### [EXTRAIT DU TEXTE]
Travail d’archive minutieux, organisation d’événements, édition d’un magazine… La structure fondée en 2014 s’est lancée dans une recension méthodique des vies et œuvres des femmes artistes. Une initiative qui s’inscrit dans une dynamique portée par un marché de l’art toujours en quête de révélations.
«Boîte», 1975, de Hessie. (Photo Courtesy Galerie Arnaud Lefebvre)
publié le 10 août 2017 à 17h36

Connaissez-vous Ottilie MacLaren ? Pour étudier cette sculptrice écossaise du début du XXe siècle, la jeune chercheuse Eva Belgherbi a dû s'installer à Edimbourg pour fouiller le fonds de correspondance de son mari, le compositeur William Wallace. A Paris, où elle fut élève de Rodin, pas de traces. A peine quelques images de ses sculptures apparaissent-elles dans des photographies conservées au musée Rodin, et ses œuvres sont quasiment toutes aujourd'hui entre des mains privées. Le cas est typique de la recherche sur les femmes artistes. Un travail d'archéologue qui demande, pour reconstituer un corpus, d'emprunter des voies détournées, via notamment les maris ou les maîtres, et d'aller explorer des sources secondaires.

### [DONNÉES FOURNIES]
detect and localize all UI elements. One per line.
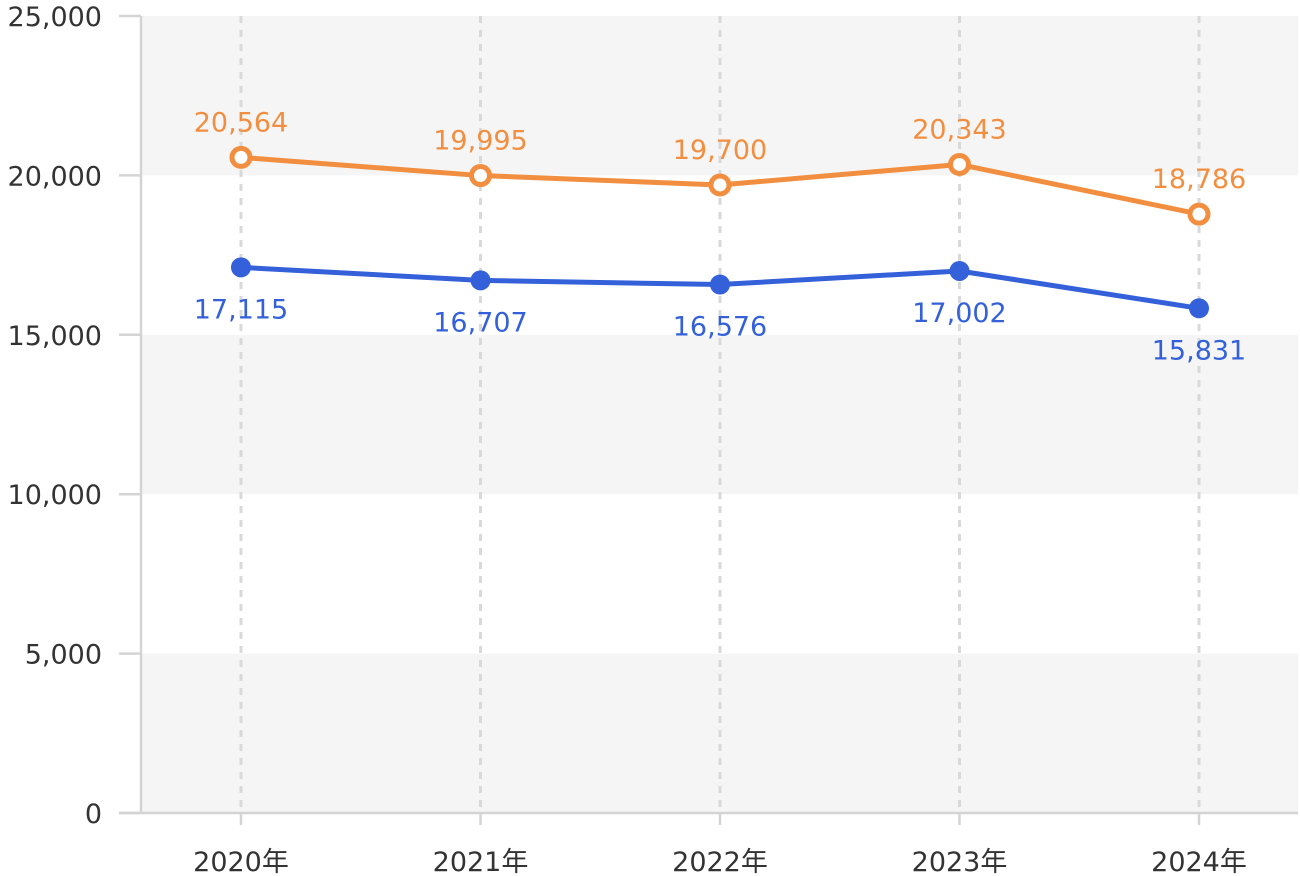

==

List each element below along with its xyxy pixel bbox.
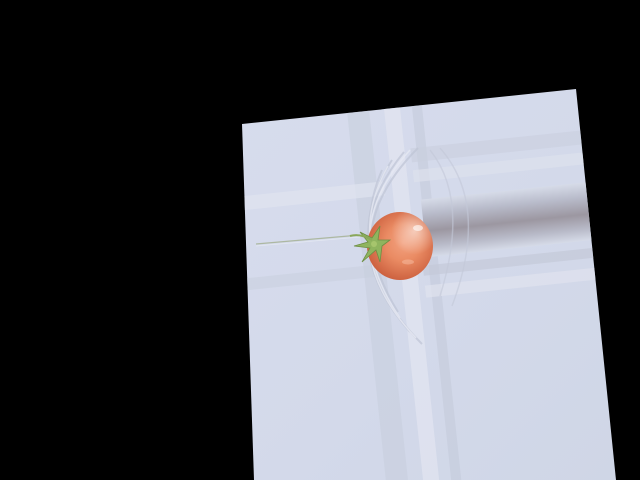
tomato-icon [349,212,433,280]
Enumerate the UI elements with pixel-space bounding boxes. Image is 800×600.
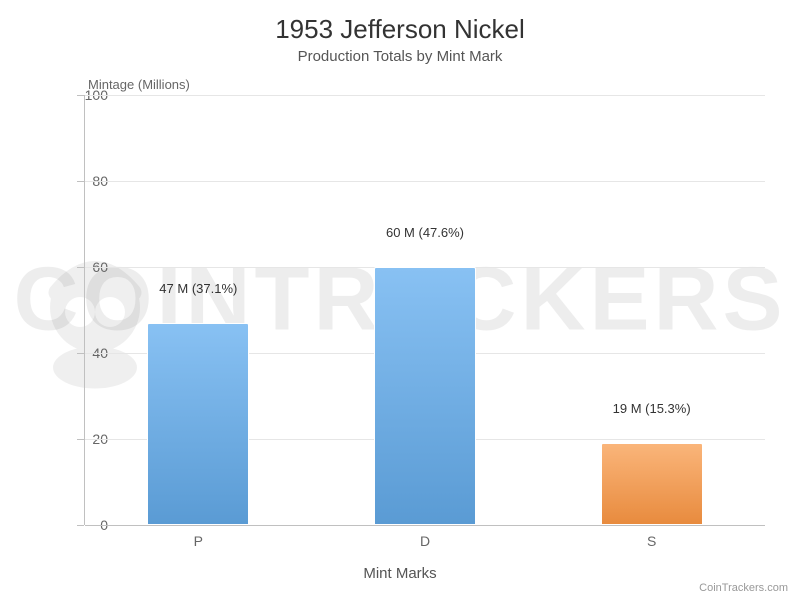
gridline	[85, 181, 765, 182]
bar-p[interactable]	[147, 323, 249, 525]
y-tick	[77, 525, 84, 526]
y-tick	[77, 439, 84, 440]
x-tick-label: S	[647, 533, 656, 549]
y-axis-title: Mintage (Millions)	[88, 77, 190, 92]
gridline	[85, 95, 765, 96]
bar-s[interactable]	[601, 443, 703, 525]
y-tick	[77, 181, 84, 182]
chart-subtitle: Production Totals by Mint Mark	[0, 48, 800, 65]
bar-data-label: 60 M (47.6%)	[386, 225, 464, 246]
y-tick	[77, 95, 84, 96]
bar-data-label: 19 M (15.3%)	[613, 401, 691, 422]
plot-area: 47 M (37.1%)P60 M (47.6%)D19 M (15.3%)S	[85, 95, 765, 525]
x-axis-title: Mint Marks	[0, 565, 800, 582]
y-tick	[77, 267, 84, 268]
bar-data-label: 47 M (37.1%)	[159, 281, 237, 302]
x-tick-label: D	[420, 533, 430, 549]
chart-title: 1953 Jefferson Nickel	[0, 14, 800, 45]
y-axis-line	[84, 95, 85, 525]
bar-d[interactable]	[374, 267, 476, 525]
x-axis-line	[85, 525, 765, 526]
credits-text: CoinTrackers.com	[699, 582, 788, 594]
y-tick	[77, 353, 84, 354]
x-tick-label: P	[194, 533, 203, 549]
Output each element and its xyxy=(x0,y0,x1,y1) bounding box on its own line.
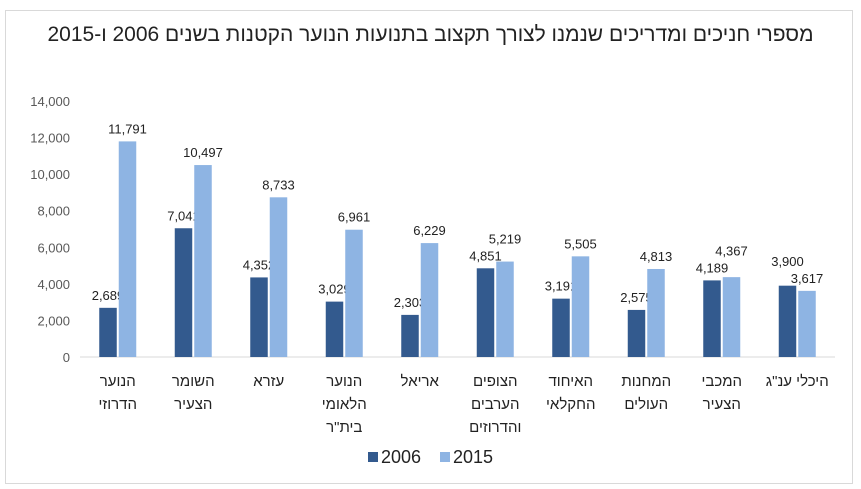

==

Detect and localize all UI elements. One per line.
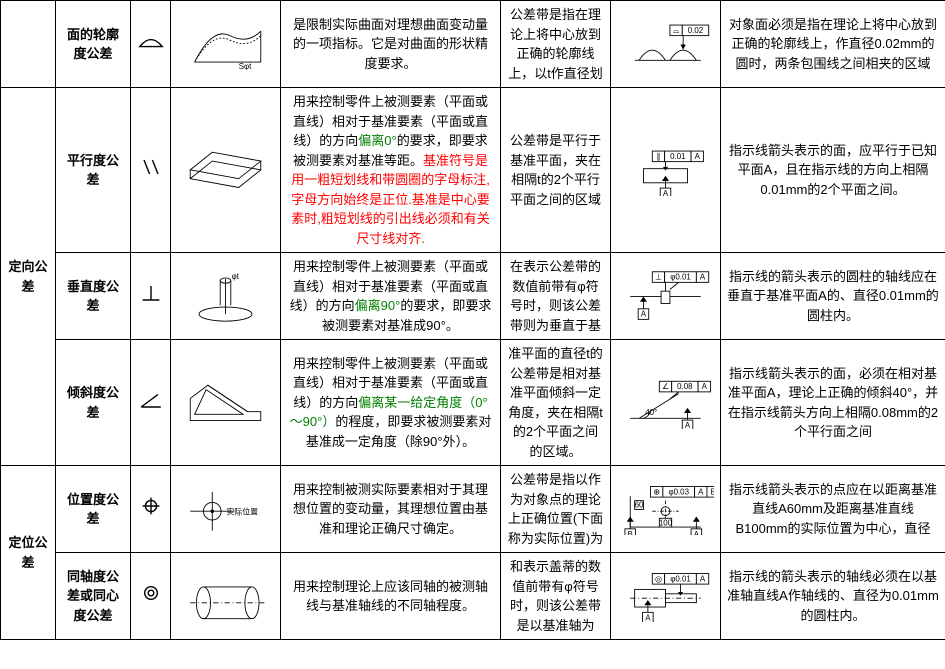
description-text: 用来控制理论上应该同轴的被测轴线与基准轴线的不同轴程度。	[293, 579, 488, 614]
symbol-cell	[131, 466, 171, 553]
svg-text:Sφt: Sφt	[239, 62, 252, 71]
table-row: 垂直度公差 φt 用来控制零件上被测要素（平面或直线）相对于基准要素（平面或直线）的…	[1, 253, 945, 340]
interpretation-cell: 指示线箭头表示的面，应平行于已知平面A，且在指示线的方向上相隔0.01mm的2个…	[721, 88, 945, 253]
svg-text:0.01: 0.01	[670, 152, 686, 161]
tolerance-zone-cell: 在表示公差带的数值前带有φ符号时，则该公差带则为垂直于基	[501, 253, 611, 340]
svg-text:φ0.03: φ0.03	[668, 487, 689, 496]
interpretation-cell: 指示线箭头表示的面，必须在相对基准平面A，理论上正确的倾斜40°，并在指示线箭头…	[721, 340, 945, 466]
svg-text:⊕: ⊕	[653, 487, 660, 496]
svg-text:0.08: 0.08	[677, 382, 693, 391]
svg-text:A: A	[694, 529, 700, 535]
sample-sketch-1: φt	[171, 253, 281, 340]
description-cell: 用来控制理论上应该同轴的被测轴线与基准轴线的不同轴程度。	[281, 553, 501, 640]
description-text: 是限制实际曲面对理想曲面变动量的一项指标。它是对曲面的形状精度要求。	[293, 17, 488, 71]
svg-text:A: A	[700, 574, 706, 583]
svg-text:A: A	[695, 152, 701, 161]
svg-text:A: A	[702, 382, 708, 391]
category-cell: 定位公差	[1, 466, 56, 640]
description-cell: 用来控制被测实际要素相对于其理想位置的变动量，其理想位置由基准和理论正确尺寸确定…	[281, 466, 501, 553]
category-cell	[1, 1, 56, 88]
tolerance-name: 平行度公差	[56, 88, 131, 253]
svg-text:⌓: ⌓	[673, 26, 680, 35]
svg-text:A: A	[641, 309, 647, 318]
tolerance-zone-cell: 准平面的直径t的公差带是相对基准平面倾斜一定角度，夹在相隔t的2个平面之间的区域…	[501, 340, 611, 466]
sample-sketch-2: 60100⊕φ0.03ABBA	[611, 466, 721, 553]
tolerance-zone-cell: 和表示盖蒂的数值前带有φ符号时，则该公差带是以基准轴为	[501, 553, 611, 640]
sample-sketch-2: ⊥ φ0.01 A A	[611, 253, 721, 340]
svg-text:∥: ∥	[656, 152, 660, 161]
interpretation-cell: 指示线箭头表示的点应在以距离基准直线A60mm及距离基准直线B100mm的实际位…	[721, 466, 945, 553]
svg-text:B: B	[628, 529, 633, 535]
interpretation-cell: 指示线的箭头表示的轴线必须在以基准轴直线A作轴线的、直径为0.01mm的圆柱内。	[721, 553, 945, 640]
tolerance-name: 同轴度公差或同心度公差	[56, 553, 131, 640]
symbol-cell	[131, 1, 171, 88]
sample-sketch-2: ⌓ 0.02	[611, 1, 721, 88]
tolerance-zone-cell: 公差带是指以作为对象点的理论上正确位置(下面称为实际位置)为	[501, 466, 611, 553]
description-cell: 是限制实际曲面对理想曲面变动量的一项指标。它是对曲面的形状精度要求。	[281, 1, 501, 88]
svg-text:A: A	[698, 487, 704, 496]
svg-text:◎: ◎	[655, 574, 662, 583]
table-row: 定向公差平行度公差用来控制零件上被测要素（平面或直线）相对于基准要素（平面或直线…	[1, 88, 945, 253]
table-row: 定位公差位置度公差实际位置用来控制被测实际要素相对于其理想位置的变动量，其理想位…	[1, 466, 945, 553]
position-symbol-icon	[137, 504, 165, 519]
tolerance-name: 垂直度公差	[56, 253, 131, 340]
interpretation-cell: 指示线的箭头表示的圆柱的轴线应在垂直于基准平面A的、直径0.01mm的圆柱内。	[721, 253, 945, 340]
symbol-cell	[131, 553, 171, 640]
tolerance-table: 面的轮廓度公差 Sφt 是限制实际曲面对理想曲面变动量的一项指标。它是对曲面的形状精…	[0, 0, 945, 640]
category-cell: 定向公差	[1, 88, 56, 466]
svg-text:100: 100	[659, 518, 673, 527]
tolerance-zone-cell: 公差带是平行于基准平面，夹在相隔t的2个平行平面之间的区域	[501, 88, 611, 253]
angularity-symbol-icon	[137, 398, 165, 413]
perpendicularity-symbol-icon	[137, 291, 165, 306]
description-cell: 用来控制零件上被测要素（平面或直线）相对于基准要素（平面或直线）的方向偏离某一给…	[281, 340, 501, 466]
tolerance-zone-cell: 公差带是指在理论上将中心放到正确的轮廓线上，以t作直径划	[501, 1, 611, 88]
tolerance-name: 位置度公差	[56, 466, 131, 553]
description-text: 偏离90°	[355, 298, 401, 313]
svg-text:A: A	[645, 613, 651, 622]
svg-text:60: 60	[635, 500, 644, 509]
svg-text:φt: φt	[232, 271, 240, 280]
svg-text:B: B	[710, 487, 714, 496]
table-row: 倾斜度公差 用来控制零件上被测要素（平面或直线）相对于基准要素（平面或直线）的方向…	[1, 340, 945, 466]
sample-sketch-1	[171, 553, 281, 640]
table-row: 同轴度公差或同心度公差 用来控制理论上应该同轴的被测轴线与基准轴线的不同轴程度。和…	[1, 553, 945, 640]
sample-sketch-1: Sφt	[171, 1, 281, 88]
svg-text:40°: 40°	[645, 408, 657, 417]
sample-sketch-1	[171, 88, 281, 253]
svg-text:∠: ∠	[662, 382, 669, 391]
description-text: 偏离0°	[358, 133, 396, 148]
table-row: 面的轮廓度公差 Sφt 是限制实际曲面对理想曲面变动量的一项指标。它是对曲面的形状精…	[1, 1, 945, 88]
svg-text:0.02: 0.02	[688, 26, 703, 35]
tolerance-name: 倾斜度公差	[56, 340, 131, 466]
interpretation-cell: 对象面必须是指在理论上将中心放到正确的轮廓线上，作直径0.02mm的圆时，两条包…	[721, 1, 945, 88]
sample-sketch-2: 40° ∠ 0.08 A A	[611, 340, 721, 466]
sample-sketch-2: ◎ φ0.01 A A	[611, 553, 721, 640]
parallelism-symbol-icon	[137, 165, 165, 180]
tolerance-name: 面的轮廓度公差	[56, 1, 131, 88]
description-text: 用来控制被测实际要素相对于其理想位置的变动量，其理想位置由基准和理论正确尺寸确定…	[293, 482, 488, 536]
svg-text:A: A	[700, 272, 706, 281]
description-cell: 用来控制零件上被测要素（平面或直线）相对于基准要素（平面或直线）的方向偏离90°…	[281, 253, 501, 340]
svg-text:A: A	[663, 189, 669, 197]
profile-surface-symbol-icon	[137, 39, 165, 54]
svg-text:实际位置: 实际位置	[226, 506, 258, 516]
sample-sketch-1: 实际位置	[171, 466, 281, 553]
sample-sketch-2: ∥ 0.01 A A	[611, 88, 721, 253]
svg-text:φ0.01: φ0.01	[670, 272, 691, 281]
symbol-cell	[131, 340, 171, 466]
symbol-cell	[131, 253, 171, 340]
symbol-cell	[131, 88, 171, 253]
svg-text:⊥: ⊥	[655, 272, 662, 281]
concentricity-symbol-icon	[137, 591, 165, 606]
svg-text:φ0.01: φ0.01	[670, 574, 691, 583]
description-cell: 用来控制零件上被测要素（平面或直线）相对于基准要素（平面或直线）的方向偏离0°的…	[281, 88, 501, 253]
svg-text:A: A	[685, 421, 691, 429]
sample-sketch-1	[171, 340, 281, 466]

### [CONSIGNE]
Recopiez à l'identique le passage de l'extrait sur les femmes artistes qui commence aux mots « Connaissez-vous Ottilie MacLaren » et s'arrête après « des sources secondaires. ».

### [SOLUTION DU PROBLÈME]
Connaissez-vous Ottilie MacLaren ? Pour étudier cette sculptrice écossaise du début du XXe siècle, la jeune chercheuse Eva Belgherbi a dû s'installer à Edimbourg pour fouiller le fonds de correspondance de son mari, le compositeur William Wallace. A Paris, où elle fut élève de Rodin, pas de traces. A peine quelques images de ses sculptures apparaissent-elles dans des photographies conservées au musée Rodin, et ses œuvres sont quasiment toutes aujourd'hui entre des mains privées. Le cas est typique de la recherche sur les femmes artistes. Un travail d'archéologue qui demande, pour reconstituer un corpus, d'emprunter des voies détournées, via notamment les maris ou les maîtres, et d'aller explorer des sources secondaires.